> _Input records_
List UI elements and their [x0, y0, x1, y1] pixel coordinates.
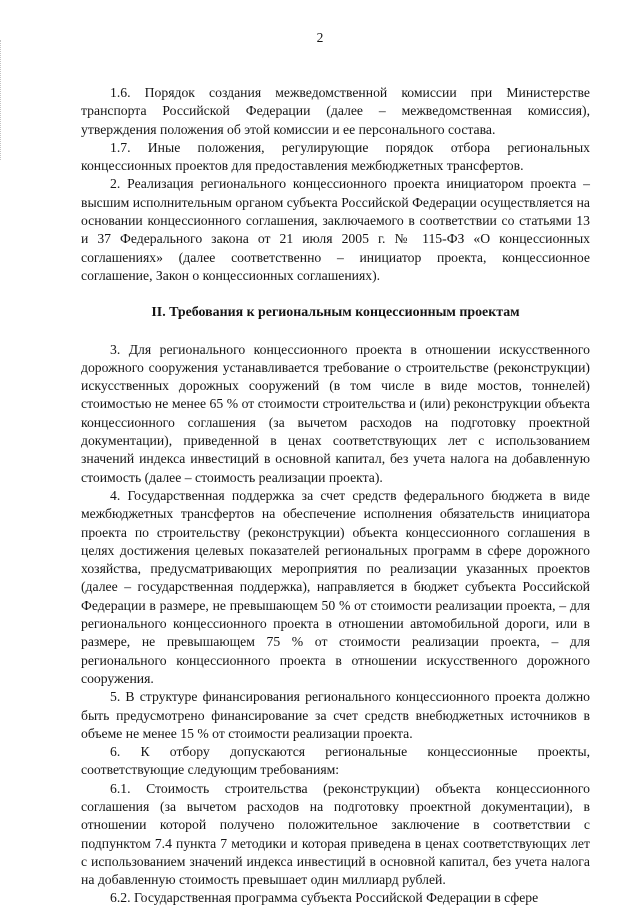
document-body: [81, 84, 590, 908]
section-heading: II. Требования к региональным концессионным проектам: [151, 305, 520, 321]
paragraph-5: 5. В структуре финансирования регионального концессионного проекта должно быть предусмотрено финансирование за счет средств внебюджетных источников в объеме не менее 15 % от стоимости реализации проекта.: [81, 689, 590, 741]
paragraph-1-6: 1.6. Порядок создания межведомственной комиссии при Министерстве транспорта Российской Федерации (далее – межведомственная комиссия), утверждения положения об этой комиссии и ее персонального состава.: [81, 85, 590, 137]
paragraph-6-1: 6.1. Стоимость строительства (реконструкции) объекта концессионного соглашения (за вычетом расходов на подготовку проектной документации), в отношении которой получено положительное заключение в соответствии с подпунктом 7.4 пункта 7 методики и которая приведена в ценах соответствующих лет с использованием значений индекса инвестиций в основной капитал, без учета налога на добавленную стоимость превышает один миллиард рублей.: [81, 780, 590, 888]
paragraph-6-2: 6.2. Государственная программа субъекта Российской Федерации в сфере: [110, 890, 539, 906]
paragraph-2: 2. Реализация регионального концессионного проекта инициатором проекта – высшим исполнительным органом субъекта Российской Федерации осуществляется на основании концессионного соглашения, заключаемого в соответствии со статьями 13 и 37 Федерального закона от 21 июля 2005 г. № 115-ФЗ «О концессионных соглашениях» (далее соответственно – инициатор проекта, концессионное соглашение, Закон о концессионных соглашениях).: [81, 176, 590, 283]
page-number: 2: [316, 30, 324, 45]
paragraph-4: 4. Государственная поддержка за счет средств федерального бюджета в виде межбюджетных трансфертов на обеспечение исполнения обязательств инициатора проекта по строительству (реконструкции) объекта концессионного соглашения в целях достижения целевых показателей региональных программ в сфере дорожного хозяйства, предусматривающих мероприятия по реализации указанных проектов (далее – государственная поддержка), направляется в бюджет субъекта Российской Федерации в размере, не превышающем 50 % от стоимости реализации проекта, – для регионального концессионного проекта в отношении автомобильной дороги, или в размере, не превышающем 75 % от стоимости реализации проекта, – для регионального концессионного проекта в отношении искусственного дорожного сооружения.: [81, 487, 590, 686]
paragraph-3: 3. Для регионального концессионного проекта в отношении искусственного дорожного сооружения устанавливается требование о строительстве (реконструкции) искусственных дорожных сооружений (в том числе в виде мостов, тоннелей) стоимостью не менее 65 % от стоимости строительства и (или) реконструкции объекта концессионного соглашения (за вычетом расходов на подготовку проектной документации), приведенной в ценах соответствующих лет с использованием значений индекса инвестиций в основной капитал, без учета налога на добавленную стоимость (далее – стоимость реализации проекта).: [81, 341, 590, 485]
paragraph-6: 6. К отбору допускаются региональные концессионные проекты, соответствующие следующим требованиям:: [81, 744, 590, 778]
paragraph-1-7: 1.7. Иные положения, регулирующие порядок отбора региональных концессионных проектов для предоставления межбюджетных трансфертов.: [81, 139, 590, 174]
scan-binding-marks: [0, 40, 4, 160]
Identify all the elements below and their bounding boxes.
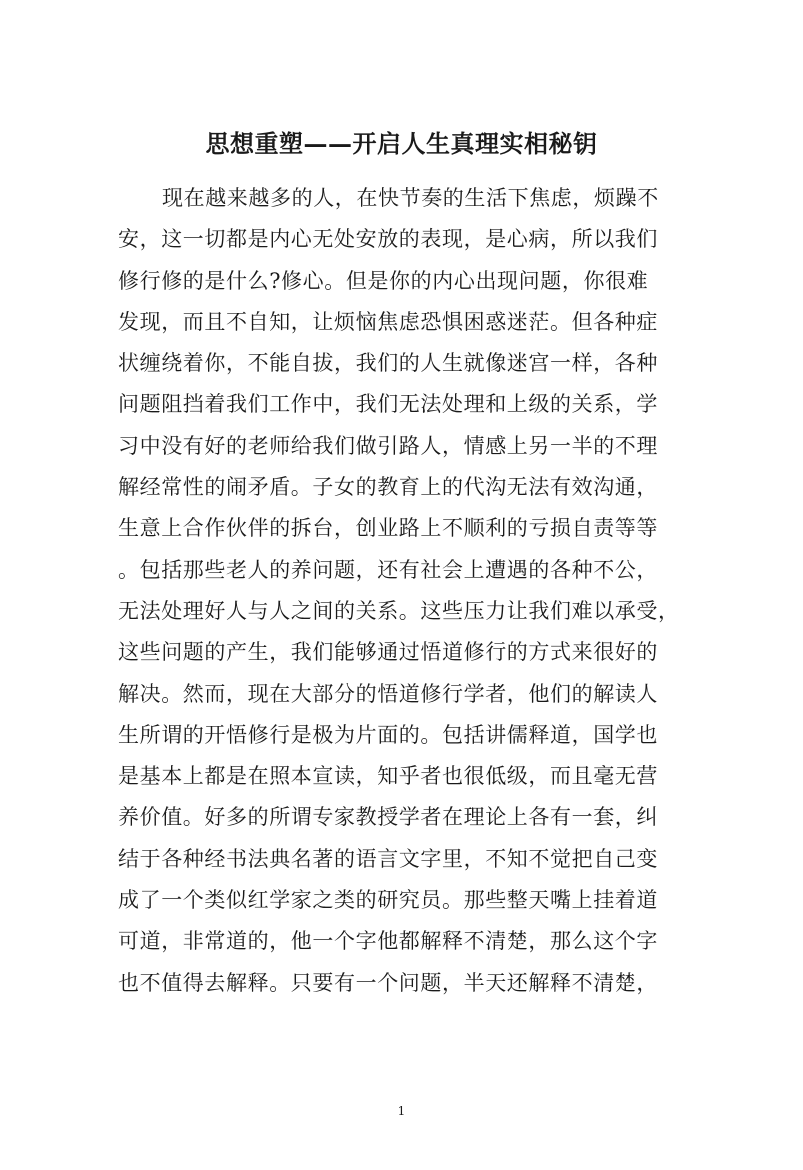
body-line: 状缠绕着你，不能自拔，我们的人生就像迷宫一样，各种 — [118, 351, 658, 376]
body-line: 结于各种经书法典名著的语言文字里，不知不觉把自己变 — [118, 846, 658, 871]
body-line: 生所谓的开悟修行是极为片面的。包括讲儒释道，国学也 — [118, 722, 658, 747]
body-line: 这些问题的产生，我们能够通过悟道修行的方式来很好的 — [118, 640, 658, 665]
page-number: 1 — [397, 1104, 406, 1118]
body-line: 解决。然而，现在大部分的悟道修行学者，他们的解读人 — [118, 681, 658, 706]
body-line: 修行修的是什么?修心。但是你的内心出现问题，你很难 — [118, 268, 649, 293]
body-line: 问题阻挡着我们工作中，我们无法处理和上级的关系，学 — [118, 392, 658, 417]
body-line: 现在越来越多的人，在快节奏的生活下焦虑，烦躁不 — [162, 186, 659, 210]
body-line: 发现，而且不自知，让烦恼焦虑恐惧困惑迷茫。但各种症 — [118, 309, 658, 334]
body-line: 生意上合作伙伴的拆台，创业路上不顺利的亏损自责等等 — [118, 516, 658, 541]
document-body — [118, 178, 718, 1004]
body-line: 。包括那些老人的养问题，还有社会上遭遇的各种不公， — [118, 557, 658, 582]
body-line: 也不值得去解释。只要有一个问题，半天还解释不清楚， — [118, 970, 658, 995]
document-title: 思想重塑——开启人生真理实相秘钥 — [205, 129, 598, 158]
body-line: 可道，非常道的，他一个字他都解释不清楚，那么这个字 — [118, 929, 658, 954]
body-line: 习中没有好的老师给我们做引路人，情感上另一半的不理 — [118, 433, 658, 458]
body-line: 解经常性的闹矛盾。子女的教育上的代沟无法有效沟通， — [118, 475, 658, 500]
body-line: 安，这一切都是内心无处安放的表现，是心病，所以我们 — [118, 227, 658, 252]
body-line: 养价值。好多的所谓专家教授学者在理论上各有一套，纠 — [118, 805, 658, 830]
body-line: 成了一个类似红学家之类的研究员。那些整天嘴上挂着道 — [118, 888, 658, 913]
body-line: 无法处理好人与人之间的关系。这些压力让我们难以承受， — [118, 598, 680, 623]
body-line: 是基本上都是在照本宣读，知乎者也很低级，而且毫无营 — [118, 764, 658, 789]
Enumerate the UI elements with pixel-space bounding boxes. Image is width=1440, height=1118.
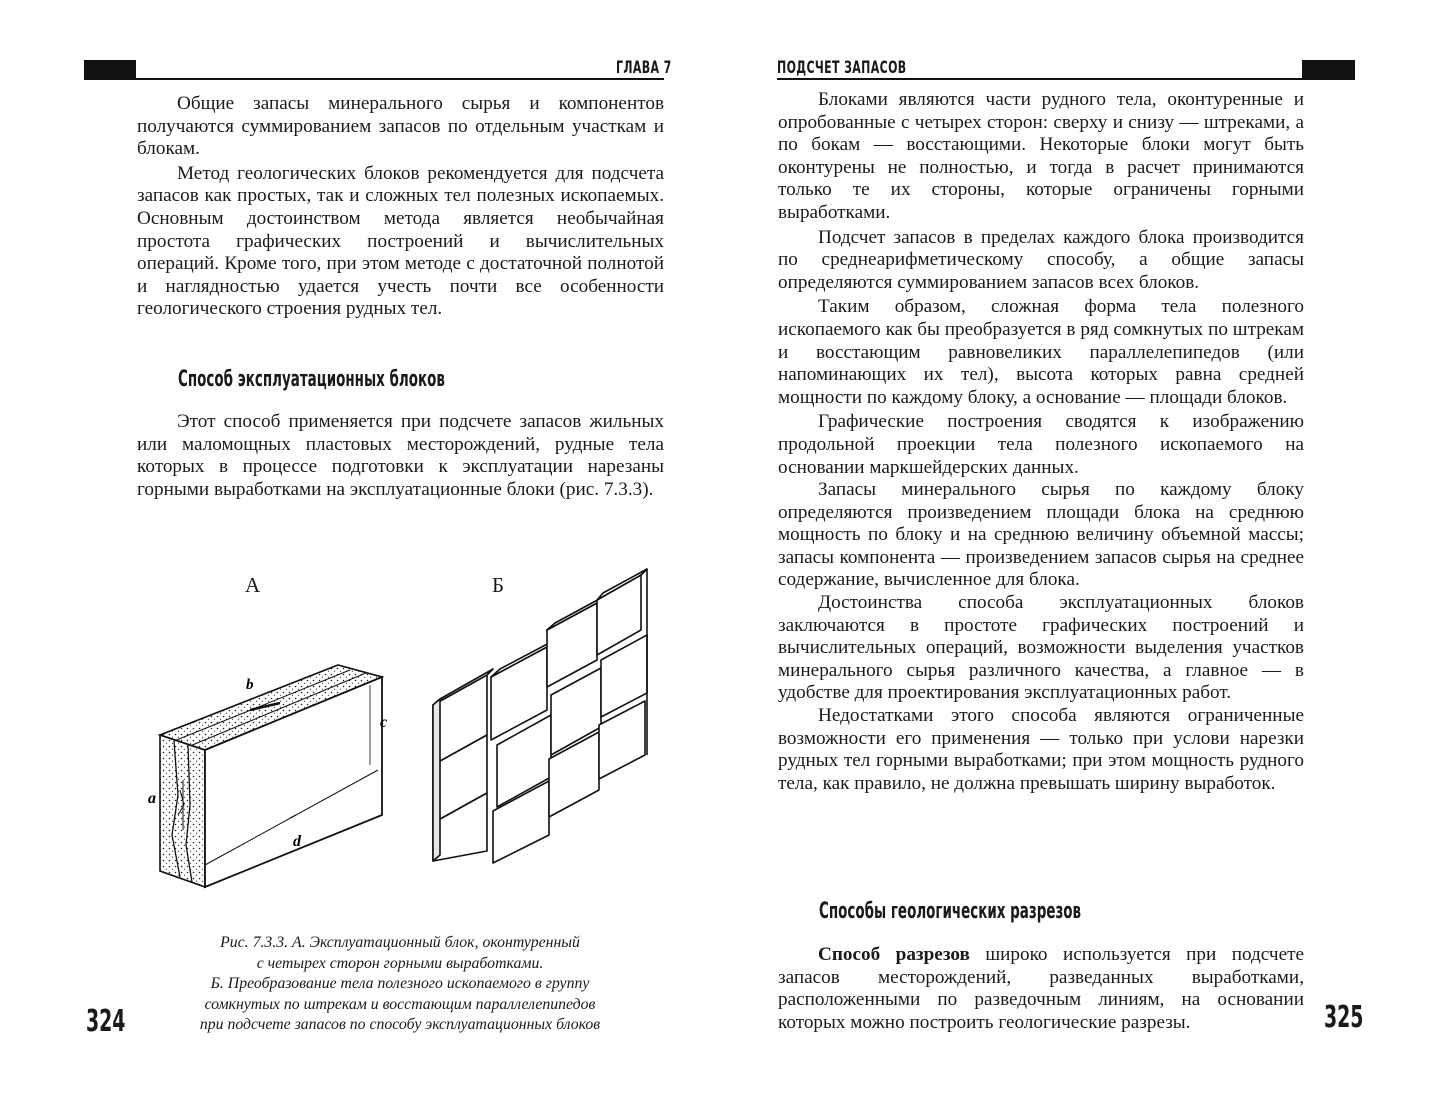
paragraph-rest: широко используется при подсчете запасов месторождений, разведанных выработками, расположенными по разведочным линиям, на основании которых можно построить геологические разрезы. <box>778 944 1304 1033</box>
caption-line: Б. Преобразование тела полезного ископаемого в группу <box>210 975 590 992</box>
left-text-method <box>137 411 664 501</box>
caption-line: сомкнутых по штрекам и восстающим параллелепипедов <box>204 995 596 1013</box>
paragraph: Таким образом, сложная форма тела полезного ископаемого как бы преобразуется в ряд сомкнутых по штрекам и восстающим равновеликих параллелепипедов (или напоминающих их тел), высота которых равна средней мощности по каждому блоку, а основание — площади блоков. <box>778 296 1304 408</box>
caption-line: с четырех сторон горными выработками. <box>256 954 544 972</box>
section-heading-left: Способ эксплуатационных блоков <box>178 367 445 392</box>
paragraph: Графические построения сводятся к изображению продольной проекции тела полезного ископаемого на основании маркшейдерских данных. <box>778 411 1304 478</box>
figure-b-parallelepipeds <box>425 565 660 865</box>
paragraph: Этот способ применяется при подсчете запасов жильных или маломощных пластовых месторождений, рудные тела которых в процессе подготовки к эксплуатации нарезаны горными выработками на эксплуатационные блоки (рис. 7.3.3). <box>137 411 664 500</box>
figure-label-b: Б <box>492 573 505 597</box>
header-rule-right <box>777 78 1355 80</box>
left-text-top <box>137 93 664 321</box>
right-page <box>720 0 1440 1118</box>
header-rule-left <box>84 78 664 80</box>
running-head-right: ПОДСЧЕТ ЗАПАСОВ <box>777 58 907 78</box>
paragraph: Запасы минерального сырья по каждому блоку определяются произведением площади блока на среднюю мощность по блоку и на среднюю величину объемной массы; запасы компонента — произведением запасов сырья на среднее содержание, вычисленное для блока. <box>778 479 1304 591</box>
paragraph: Метод геологических блоков рекомендуется для подсчета запасов как простых, так и сложных тел полезных ископаемых. Основным достоинством метода является необычайная простота графических построений и вычислительных операций. Кроме того, при этом методе с достаточной полнотой и наглядностью удается учесть почти все особенности геологического строения рудных тел. <box>137 162 664 320</box>
paragraph: Общие запасы минерального сырья и компонентов получаются суммированием запасов по отдельным участкам и блокам. <box>137 93 664 160</box>
header-bar-right <box>1302 60 1355 80</box>
page-number-right: 325 <box>1324 1000 1364 1035</box>
dimension-label-b: b <box>246 677 254 693</box>
figure-a-block <box>150 655 400 890</box>
paragraph: Недостатками этого способа являются ограниченные возможности его применения — только при услови нарезки рудных тел горными выработками; при этом мощность рудного тела, как правило, не должна превышать ширину выработок. <box>778 705 1304 794</box>
page-number-left: 324 <box>86 1004 126 1039</box>
running-head-left: ГЛАВА 7 <box>616 58 672 78</box>
header-bar-left <box>84 60 136 80</box>
dimension-label-c: c <box>380 714 388 731</box>
paragraph: Блоками являются части рудного тела, оконтуренные и опробованные с четырех сторон: сверху и снизу — штреками, а по бокам — восстающими. Некоторые блоки могут быть оконтурены не полностью, и тогда в расчет принимаются только те их стороны, которые ограничены горными выработками. <box>778 89 1304 223</box>
right-text-bottom <box>778 944 1304 1034</box>
dimension-label-d: d <box>293 833 301 850</box>
paragraph: Подсчет запасов в пределах каждого блока производится по среднеарифметическому способу, а общие запасы определяются суммированием запасов всех блоков. <box>778 226 1304 293</box>
section-heading-right: Способы геологических разрезов <box>819 899 1082 924</box>
dimension-label-a: a <box>148 790 156 807</box>
figure-caption <box>130 933 670 1036</box>
bold-term: Способ разрезов <box>818 944 970 965</box>
caption-line: при подсчете запасов по способу эксплуатационных блоков <box>199 1016 601 1033</box>
right-text <box>778 89 1304 795</box>
paragraph-sections <box>778 944 1304 1034</box>
paragraph: Достоинства способа эксплуатационных блоков заключаются в простоте графических построений и вычислительных операций, возможности выделения участков минерального сырья различного качества, а главное — в удобстве для проектирования эксплуатационных работ. <box>778 592 1304 704</box>
caption-line: Рис. 7.3.3. А. Эксплуатационный блок, оконтуренный <box>220 934 580 951</box>
figure-label-a: А <box>245 573 261 597</box>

> _Exercise task_
Print, without any changes, the lines of the items above, starting at the line that contains "document-body: [81, 84, 590, 908]" and ending at the line that contains "paragraph-1-6: 1.6. Порядок".

> _Result_
document-body: [81, 84, 590, 908]
section-heading: II. Требования к региональным концессионным проектам: [151, 305, 520, 321]
paragraph-5: 5. В структуре финансирования регионального концессионного проекта должно быть предусмотрено финансирование за счет средств внебюджетных источников в объеме не менее 15 % от стоимости реализации проекта.: [81, 689, 590, 741]
paragraph-1-6: 1.6. Порядок создания межведомственной комиссии при Министерстве транспорта Российской Федерации (далее – межведомственная комиссия), утверждения положения об этой комиссии и ее персонального состава.: [81, 85, 590, 137]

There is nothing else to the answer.